Dataset content

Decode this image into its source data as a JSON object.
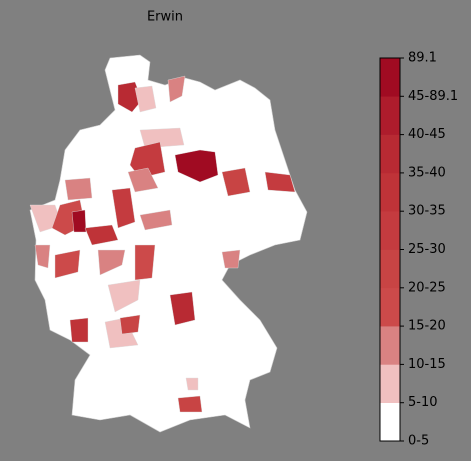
{
  "map": {
    "title": "Erwin",
    "legend": {
      "labels": [
        "0-5",
        "5-10",
        "10-15",
        "15-20",
        "20-25",
        "25-30",
        "30-35",
        "35-40",
        "40-45",
        "45-89.1",
        "89.1"
      ],
      "colors": [
        "#ffffff",
        "#f0c0c0",
        "#d98282",
        "#cc4a4a",
        "#c84444",
        "#c43b3f",
        "#bf3338",
        "#b82a33",
        "#ae1c2c",
        "#a00b22"
      ]
    }
  }
}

Exercise brief
Using the data above, print every line exactly, omitting pictures.

Response
Decode this image into its source data as a JSON object.
{
  "map": {
    "title": "Erwin",
    "legend": {
      "labels": [
        "0-5",
        "5-10",
        "10-15",
        "15-20",
        "20-25",
        "25-30",
        "30-35",
        "35-40",
        "40-45",
        "45-89.1",
        "89.1"
      ],
      "colors": [
        "#ffffff",
        "#f0c0c0",
        "#d98282",
        "#cc4a4a",
        "#c84444",
        "#c43b3f",
        "#bf3338",
        "#b82a33",
        "#ae1c2c",
        "#a00b22"
      ]
    }
  }
}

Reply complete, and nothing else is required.